=== Gegeven tekst ===
□ □ □ □
In artikel 16, lid 1, valt te lezen:
‘De consument heeft het recht om zich te allen tijde volledig of gedeeltelijk van zijn verplichtingen op grond van een kredietovereenkomst te kwijten. In dat geval heeft hij recht op een verlaging van de totale kredietkosten, bestaande uit de interesten en de kosten gedurende de resterende duur van de overeenkomst.’
2. Richtlijn 2014/17
7.
Voor deze zaak zijn met name de overwegingen 19, 50 en 66 relevant.
8.
In artikel 4 worden, voor de toepassing van deze richtlijn, de volgende definities gegeven:
‘[…]
- 13.
‘totale kosten van het aan de consument verleende krediet’: de totale kosten van het aan de consument verleende krediet als omschreven in artikel 3, onder g), van richtlijn 2008/48/EG, met inbegrip van de kosten voor de waardebepaling van het onroerend goed, waar die waardebepaling nodig is om het krediet te verkrijgen, maar met uitzondering van de registratiekosten voor de eigendomsoverdracht van het onroerend goed. Het omvat niet door de consument te betalen kosten voor de niet-nakoming van de in de kredietovereenkomst vastgestelde verplichtingen;
[…]
- 15.
‘jaarlijks kostenpercentage’: de totale kosten van het krediet voor de consument, uitgedrukt in een percentage op jaarbasis van het totale kredietbedrag, indien toepasselijk te vermeerderen met de kosten bedoeld in artikel 17, lid 2, zijnde gelijk aan de contante waarde op jaarbasis van alle tussen de kredietgever en de consument overeengekomen of overeen te komen verbintenissen (kredietopnemingen, aflossingen en kosten);
[…].’
9.
Artikel 25 bepaalt:
- ‘1.
□ □ □ □
=== Opgeslagen gegevens ===
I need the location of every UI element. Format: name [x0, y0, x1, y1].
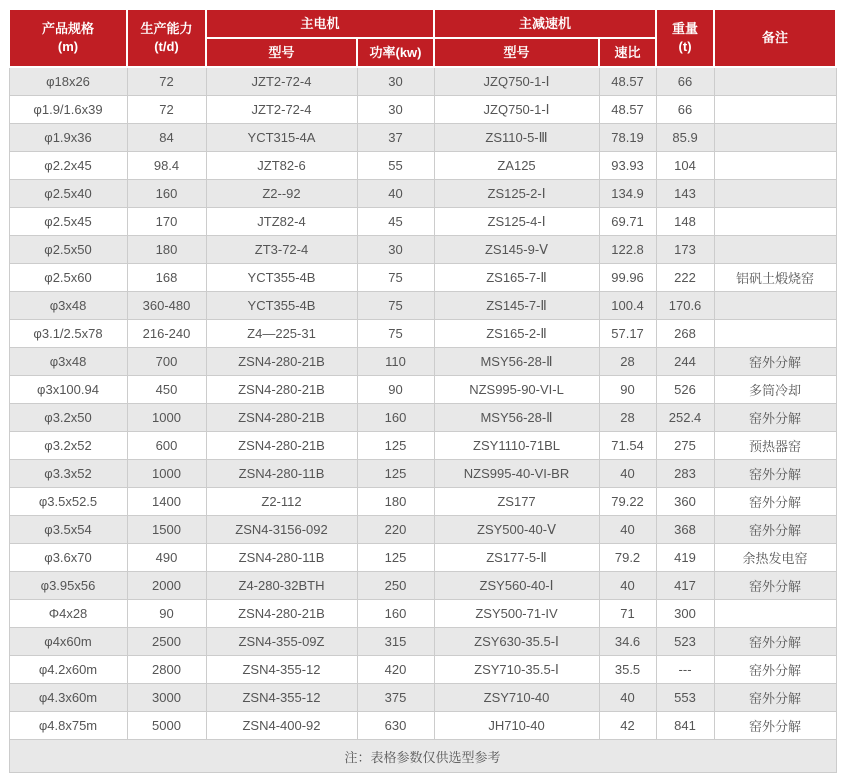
cell-capacity: 160: [127, 180, 206, 208]
cell-spec: φ3.2x52: [9, 432, 127, 460]
cell-reducer_model: ZSY500-40-Ⅴ: [434, 516, 599, 544]
cell-reducer_ratio: 122.8: [599, 236, 656, 264]
cell-weight: 252.4: [656, 404, 714, 432]
cell-remark: [714, 67, 836, 96]
cell-spec: φ4.8x75m: [9, 712, 127, 740]
cell-reducer_ratio: 48.57: [599, 96, 656, 124]
table-note: 注：表格参数仅供选型参考: [9, 740, 836, 773]
col-header-capacity-line2: (t/d): [154, 39, 179, 54]
cell-reducer_model: ZSY500-71-IV: [434, 600, 599, 628]
cell-motor_model: YCT355-4B: [206, 264, 357, 292]
cell-remark: 窑外分解: [714, 348, 836, 376]
cell-reducer_model: ZA125: [434, 152, 599, 180]
cell-reducer_ratio: 28: [599, 348, 656, 376]
cell-capacity: 180: [127, 236, 206, 264]
table-row: [9, 152, 836, 180]
cell-reducer_model: ZSY710-40: [434, 684, 599, 712]
cell-weight: 268: [656, 320, 714, 348]
cell-reducer_ratio: 71: [599, 600, 656, 628]
cell-reducer_model: MSY56-28-Ⅱ: [434, 404, 599, 432]
cell-capacity: 1000: [127, 404, 206, 432]
table-row: [9, 684, 836, 712]
cell-capacity: 490: [127, 544, 206, 572]
col-header-weight: [656, 9, 714, 67]
cell-reducer_model: JZQ750-1-Ⅰ: [434, 67, 599, 96]
cell-spec: φ3x48: [9, 292, 127, 320]
cell-spec: φ2.2x45: [9, 152, 127, 180]
cell-spec: Φ4x28: [9, 600, 127, 628]
col-header-reducer-ratio: 速比: [599, 38, 656, 67]
cell-motor_power: 55: [357, 152, 434, 180]
table-row: [9, 404, 836, 432]
cell-reducer_ratio: 40: [599, 684, 656, 712]
cell-capacity: 1000: [127, 460, 206, 488]
cell-reducer_ratio: 35.5: [599, 656, 656, 684]
col-header-product-spec-line1: 产品规格: [41, 21, 94, 37]
cell-weight: 66: [656, 96, 714, 124]
cell-spec: φ2.5x45: [9, 208, 127, 236]
table-row: [9, 516, 836, 544]
cell-reducer_model: JZQ750-1-Ⅰ: [434, 96, 599, 124]
cell-motor_power: 75: [357, 264, 434, 292]
cell-capacity: 2500: [127, 628, 206, 656]
cell-motor_model: ZSN4-280-21B: [206, 404, 357, 432]
cell-reducer_model: MSY56-28-Ⅱ: [434, 348, 599, 376]
table-row: [9, 96, 836, 124]
cell-reducer_model: ZS110-5-Ⅲ: [434, 124, 599, 152]
cell-capacity: 1500: [127, 516, 206, 544]
cell-reducer_model: ZS125-2-Ⅰ: [434, 180, 599, 208]
cell-remark: [714, 320, 836, 348]
table-row: [9, 208, 836, 236]
cell-remark: 窑外分解: [714, 628, 836, 656]
cell-capacity: 168: [127, 264, 206, 292]
cell-motor_power: 75: [357, 292, 434, 320]
cell-weight: 368: [656, 516, 714, 544]
col-header-remark: 备注: [714, 9, 836, 67]
col-header-product-spec-line2: (m): [57, 39, 79, 54]
table-row: [9, 348, 836, 376]
cell-motor_power: 30: [357, 67, 434, 96]
cell-remark: 窑外分解: [714, 488, 836, 516]
table-row: [9, 572, 836, 600]
cell-spec: φ2.5x50: [9, 236, 127, 264]
cell-reducer_ratio: 42: [599, 712, 656, 740]
col-header-product-spec: [9, 9, 127, 67]
cell-motor_model: JZT82-6: [206, 152, 357, 180]
cell-spec: φ1.9/1.6x39: [9, 96, 127, 124]
cell-weight: 275: [656, 432, 714, 460]
cell-capacity: 3000: [127, 684, 206, 712]
cell-motor_model: Z2-112: [206, 488, 357, 516]
table-row: [9, 544, 836, 572]
cell-capacity: 72: [127, 67, 206, 96]
cell-remark: [714, 152, 836, 180]
cell-motor_power: 75: [357, 320, 434, 348]
cell-reducer_model: ZSY630-35.5-Ⅰ: [434, 628, 599, 656]
cell-weight: 148: [656, 208, 714, 236]
col-header-weight-line2: (t): [678, 39, 692, 54]
cell-reducer_model: ZS145-9-Ⅴ: [434, 236, 599, 264]
cell-reducer_ratio: 40: [599, 460, 656, 488]
cell-weight: ---: [656, 656, 714, 684]
table-row: [9, 432, 836, 460]
cell-remark: 窑外分解: [714, 460, 836, 488]
cell-motor_model: ZSN4-3156-092: [206, 516, 357, 544]
cell-spec: φ3.5x52.5: [9, 488, 127, 516]
col-header-capacity-line1: 生产能力: [140, 21, 193, 37]
cell-motor_model: ZSN4-400-92: [206, 712, 357, 740]
cell-remark: 窑外分解: [714, 712, 836, 740]
cell-motor_power: 90: [357, 376, 434, 404]
cell-spec: φ18x26: [9, 67, 127, 96]
cell-motor_model: JZT2-72-4: [206, 67, 357, 96]
cell-remark: [714, 124, 836, 152]
cell-remark: 窑外分解: [714, 572, 836, 600]
cell-reducer_ratio: 48.57: [599, 67, 656, 96]
cell-motor_power: 40: [357, 180, 434, 208]
cell-motor_model: ZSN4-355-12: [206, 656, 357, 684]
cell-remark: [714, 180, 836, 208]
cell-motor_model: YCT315-4A: [206, 124, 357, 152]
cell-reducer_ratio: 90: [599, 376, 656, 404]
cell-motor_power: 110: [357, 348, 434, 376]
cell-reducer_ratio: 79.2: [599, 544, 656, 572]
cell-weight: 244: [656, 348, 714, 376]
cell-reducer_ratio: 99.96: [599, 264, 656, 292]
col-header-motor-model: 型号: [206, 38, 357, 67]
table-row: [9, 656, 836, 684]
cell-capacity: 84: [127, 124, 206, 152]
cell-motor_model: ZSN4-280-21B: [206, 600, 357, 628]
table-row: [9, 67, 836, 96]
table-row: [9, 124, 836, 152]
cell-spec: φ3.95x56: [9, 572, 127, 600]
cell-reducer_ratio: 79.22: [599, 488, 656, 516]
cell-capacity: 2800: [127, 656, 206, 684]
cell-motor_power: 125: [357, 544, 434, 572]
cell-reducer_model: ZS165-7-Ⅱ: [434, 264, 599, 292]
cell-weight: 841: [656, 712, 714, 740]
cell-motor_model: ZSN4-355-12: [206, 684, 357, 712]
cell-motor_power: 125: [357, 432, 434, 460]
cell-remark: 窑外分解: [714, 684, 836, 712]
cell-spec: φ2.5x60: [9, 264, 127, 292]
cell-weight: 85.9: [656, 124, 714, 152]
table-footer: [9, 740, 836, 773]
cell-remark: 多筒冷却: [714, 376, 836, 404]
table-row: [9, 180, 836, 208]
cell-reducer_ratio: 40: [599, 516, 656, 544]
cell-motor_power: 30: [357, 96, 434, 124]
cell-motor_model: ZSN4-280-11B: [206, 544, 357, 572]
cell-weight: 283: [656, 460, 714, 488]
cell-capacity: 72: [127, 96, 206, 124]
cell-reducer_model: ZS177-5-Ⅱ: [434, 544, 599, 572]
cell-capacity: 600: [127, 432, 206, 460]
cell-remark: [714, 600, 836, 628]
cell-reducer_model: ZS125-4-Ⅰ: [434, 208, 599, 236]
cell-spec: φ3.6x70: [9, 544, 127, 572]
cell-spec: φ3.2x50: [9, 404, 127, 432]
cell-reducer_ratio: 71.54: [599, 432, 656, 460]
table-header: [9, 9, 836, 67]
cell-remark: 窑外分解: [714, 656, 836, 684]
table-row: [9, 628, 836, 656]
col-group-main-motor: 主电机: [206, 9, 434, 38]
cell-motor_power: 125: [357, 460, 434, 488]
cell-weight: 553: [656, 684, 714, 712]
cell-motor_model: ZT3-72-4: [206, 236, 357, 264]
col-header-motor-power: 功率(kw): [357, 38, 434, 67]
cell-weight: 526: [656, 376, 714, 404]
cell-motor_model: ZSN4-280-21B: [206, 348, 357, 376]
cell-weight: 300: [656, 600, 714, 628]
cell-reducer_ratio: 78.19: [599, 124, 656, 152]
cell-remark: 预热器窑: [714, 432, 836, 460]
cell-weight: 104: [656, 152, 714, 180]
cell-motor_model: ZSN4-280-11B: [206, 460, 357, 488]
table-row: [9, 320, 836, 348]
cell-weight: 417: [656, 572, 714, 600]
cell-motor_power: 220: [357, 516, 434, 544]
cell-remark: 铝矾土煅烧窑: [714, 264, 836, 292]
cell-motor_model: ZSN4-355-09Z: [206, 628, 357, 656]
cell-motor_power: 37: [357, 124, 434, 152]
cell-remark: [714, 96, 836, 124]
table-body: [9, 67, 836, 740]
cell-motor_power: 420: [357, 656, 434, 684]
cell-motor_model: JTZ82-4: [206, 208, 357, 236]
col-header-capacity: [127, 9, 206, 67]
cell-reducer_ratio: 34.6: [599, 628, 656, 656]
table-row: [9, 264, 836, 292]
cell-reducer_ratio: 28: [599, 404, 656, 432]
cell-spec: φ3x100.94: [9, 376, 127, 404]
cell-motor_power: 30: [357, 236, 434, 264]
cell-motor_power: 160: [357, 404, 434, 432]
cell-capacity: 450: [127, 376, 206, 404]
cell-motor_power: 630: [357, 712, 434, 740]
cell-spec: φ4.3x60m: [9, 684, 127, 712]
table-row: [9, 488, 836, 516]
cell-reducer_ratio: 100.4: [599, 292, 656, 320]
cell-weight: 222: [656, 264, 714, 292]
cell-reducer_model: ZSY710-35.5-Ⅰ: [434, 656, 599, 684]
cell-reducer_model: ZS177: [434, 488, 599, 516]
col-group-main-reducer: 主减速机: [434, 9, 656, 38]
cell-reducer_model: ZSY1110-71BL: [434, 432, 599, 460]
cell-motor_power: 180: [357, 488, 434, 516]
cell-motor_model: JZT2-72-4: [206, 96, 357, 124]
cell-motor_model: Z4-280-32BTH: [206, 572, 357, 600]
cell-capacity: 5000: [127, 712, 206, 740]
table-row: [9, 600, 836, 628]
cell-motor_model: Z4—225-31: [206, 320, 357, 348]
cell-capacity: 2000: [127, 572, 206, 600]
cell-spec: φ3.3x52: [9, 460, 127, 488]
cell-spec: φ1.9x36: [9, 124, 127, 152]
cell-remark: 余热发电窑: [714, 544, 836, 572]
cell-motor_model: Z2--92: [206, 180, 357, 208]
cell-capacity: 360-480: [127, 292, 206, 320]
cell-weight: 523: [656, 628, 714, 656]
cell-motor_model: YCT355-4B: [206, 292, 357, 320]
table-row: [9, 236, 836, 264]
col-header-reducer-model: 型号: [434, 38, 599, 67]
cell-weight: 143: [656, 180, 714, 208]
cell-capacity: 90: [127, 600, 206, 628]
cell-capacity: 700: [127, 348, 206, 376]
cell-remark: 窑外分解: [714, 516, 836, 544]
cell-motor_model: ZSN4-280-21B: [206, 432, 357, 460]
cell-reducer_ratio: 134.9: [599, 180, 656, 208]
table-row: [9, 460, 836, 488]
table-row: [9, 376, 836, 404]
kiln-spec-table: [8, 8, 837, 773]
cell-weight: 173: [656, 236, 714, 264]
cell-spec: φ2.5x40: [9, 180, 127, 208]
cell-motor_power: 160: [357, 600, 434, 628]
cell-weight: 360: [656, 488, 714, 516]
table-row: [9, 292, 836, 320]
cell-reducer_model: ZSY560-40-Ⅰ: [434, 572, 599, 600]
cell-reducer_ratio: 57.17: [599, 320, 656, 348]
cell-reducer_model: NZS995-40-VI-BR: [434, 460, 599, 488]
cell-remark: [714, 236, 836, 264]
cell-motor_power: 250: [357, 572, 434, 600]
cell-weight: 66: [656, 67, 714, 96]
cell-capacity: 216-240: [127, 320, 206, 348]
table-row: [9, 712, 836, 740]
cell-reducer_ratio: 40: [599, 572, 656, 600]
cell-motor_power: 315: [357, 628, 434, 656]
cell-spec: φ4x60m: [9, 628, 127, 656]
cell-capacity: 170: [127, 208, 206, 236]
cell-spec: φ3x48: [9, 348, 127, 376]
cell-capacity: 1400: [127, 488, 206, 516]
cell-reducer_ratio: 93.93: [599, 152, 656, 180]
cell-weight: 419: [656, 544, 714, 572]
cell-reducer_model: JH710-40: [434, 712, 599, 740]
cell-motor_power: 45: [357, 208, 434, 236]
cell-remark: [714, 292, 836, 320]
cell-capacity: 98.4: [127, 152, 206, 180]
cell-reducer_model: ZS165-2-Ⅱ: [434, 320, 599, 348]
cell-remark: [714, 208, 836, 236]
cell-spec: φ4.2x60m: [9, 656, 127, 684]
cell-reducer_model: ZS145-7-Ⅱ: [434, 292, 599, 320]
col-header-weight-line1: 重量: [672, 21, 699, 37]
cell-reducer_ratio: 69.71: [599, 208, 656, 236]
cell-weight: 170.6: [656, 292, 714, 320]
cell-spec: φ3.5x54: [9, 516, 127, 544]
cell-spec: φ3.1/2.5x78: [9, 320, 127, 348]
cell-motor_power: 375: [357, 684, 434, 712]
cell-motor_model: ZSN4-280-21B: [206, 376, 357, 404]
cell-remark: 窑外分解: [714, 404, 836, 432]
cell-reducer_model: NZS995-90-VI-L: [434, 376, 599, 404]
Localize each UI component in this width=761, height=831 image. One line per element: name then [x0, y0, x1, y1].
□ □ □ □
=== Uit te voeren taken ===
• a. Vat de gegeven tekst samen in twee zinnen.
• b. Noem alle artikelen waarnaar in de gegeven tekst wordt verwezen, elk met het nummer dat de tekst vermeldt.
• c. Beantwoord de volgende vragen over de gegeven tekst.
(i) Welke overwegingen worden voor deze zaak met name relevant genoemd?
(ii) Welke registratiekosten vallen buiten de totale kosten van het aan de consument verleende krediet?
(iii) Waaruit bestaan de totale kredietkosten volgens artikel 16, lid 1?
De regels zijn voor deze opdrachten niet nodig.

=== Oplossingen ===
• a. Volgens artikel 16, lid 1, mag de consument zich te allen tijde volledig of gedeeltelijk van zijn verplichtingen uit een kredietovereenkomst kwijten, en heeft hij in dat geval recht op een verlaging van de totale kredietkosten voor de resterende duur van de overeenkomst. Artikel 4 van richtlijn 2014/17 geeft onder meer definities van de "totale kosten van het aan de consument verleende krediet" en van het "jaarlijks kostenpercentage".

• b.
Artikel 16
Artikel 4
Artikel 3
Artikel 17
Artikel 25

• c.
(i) De overwegingen 19, 50 en 66.
(ii) De registratiekosten voor de eigendomsoverdracht van het onroerend goed.
(iii) Uit de interesten en de kosten gedurende de resterende duur van de overeenkomst.